Directions for this task:
Look for the string "общего" in the lines and copy each line that has it.

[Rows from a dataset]
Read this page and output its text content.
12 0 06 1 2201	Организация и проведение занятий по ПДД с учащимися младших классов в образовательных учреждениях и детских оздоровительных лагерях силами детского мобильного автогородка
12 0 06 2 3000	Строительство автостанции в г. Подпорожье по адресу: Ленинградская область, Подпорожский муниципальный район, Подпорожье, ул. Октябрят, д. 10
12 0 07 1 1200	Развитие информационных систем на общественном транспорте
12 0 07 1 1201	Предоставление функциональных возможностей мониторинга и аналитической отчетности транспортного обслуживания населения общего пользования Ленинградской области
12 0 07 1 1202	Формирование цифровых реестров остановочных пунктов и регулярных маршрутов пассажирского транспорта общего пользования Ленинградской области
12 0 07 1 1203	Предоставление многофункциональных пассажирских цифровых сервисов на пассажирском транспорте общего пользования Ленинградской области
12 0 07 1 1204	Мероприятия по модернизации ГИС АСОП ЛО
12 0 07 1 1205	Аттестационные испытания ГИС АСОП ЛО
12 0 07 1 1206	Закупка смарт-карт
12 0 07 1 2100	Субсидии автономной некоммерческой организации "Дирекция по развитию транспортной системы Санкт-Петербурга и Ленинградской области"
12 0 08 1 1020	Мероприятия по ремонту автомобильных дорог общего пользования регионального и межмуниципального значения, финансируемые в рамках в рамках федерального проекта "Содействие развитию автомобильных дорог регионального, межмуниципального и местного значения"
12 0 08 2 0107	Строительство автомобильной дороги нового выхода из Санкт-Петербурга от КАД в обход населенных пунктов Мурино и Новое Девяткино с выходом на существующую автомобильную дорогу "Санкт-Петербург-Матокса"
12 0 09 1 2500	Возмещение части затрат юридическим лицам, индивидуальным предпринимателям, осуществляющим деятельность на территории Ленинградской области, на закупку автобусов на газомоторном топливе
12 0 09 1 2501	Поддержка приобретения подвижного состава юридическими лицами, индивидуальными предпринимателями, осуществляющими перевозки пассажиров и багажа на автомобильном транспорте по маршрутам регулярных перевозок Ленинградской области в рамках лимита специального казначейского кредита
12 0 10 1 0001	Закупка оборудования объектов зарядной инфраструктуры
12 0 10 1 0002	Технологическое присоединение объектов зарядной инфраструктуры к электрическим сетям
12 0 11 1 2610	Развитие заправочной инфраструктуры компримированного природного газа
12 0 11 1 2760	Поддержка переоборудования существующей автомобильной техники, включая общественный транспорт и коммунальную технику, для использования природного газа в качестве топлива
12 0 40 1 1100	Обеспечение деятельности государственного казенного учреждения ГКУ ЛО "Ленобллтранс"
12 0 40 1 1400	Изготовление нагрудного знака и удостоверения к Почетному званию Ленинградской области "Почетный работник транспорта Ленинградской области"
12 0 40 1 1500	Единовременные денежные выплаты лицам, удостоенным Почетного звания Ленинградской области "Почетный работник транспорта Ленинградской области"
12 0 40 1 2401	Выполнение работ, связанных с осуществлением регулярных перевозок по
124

Correct answer:
12 0 07 1 1201	Предоставление функциональных возможностей мониторинга и аналитической отчетности транспортного обслуживания населения общего пользования Ленинградской области
12 0 07 1 1202	Формирование цифровых реестров остановочных пунктов и регулярных маршрутов пассажирского транспорта общего пользования Ленинградской области
12 0 07 1 1203	Предоставление многофункциональных пассажирских цифровых сервисов на пассажирском транспорте общего пользования Ленинградской области
12 0 08 1 1020	Мероприятия по ремонту автомобильных дорог общего пользования регионального и межмуниципального значения, финансируемые в рамках в рамках федерального проекта "Содействие развитию автомобильных дорог регионального, межмуниципального и местного значения"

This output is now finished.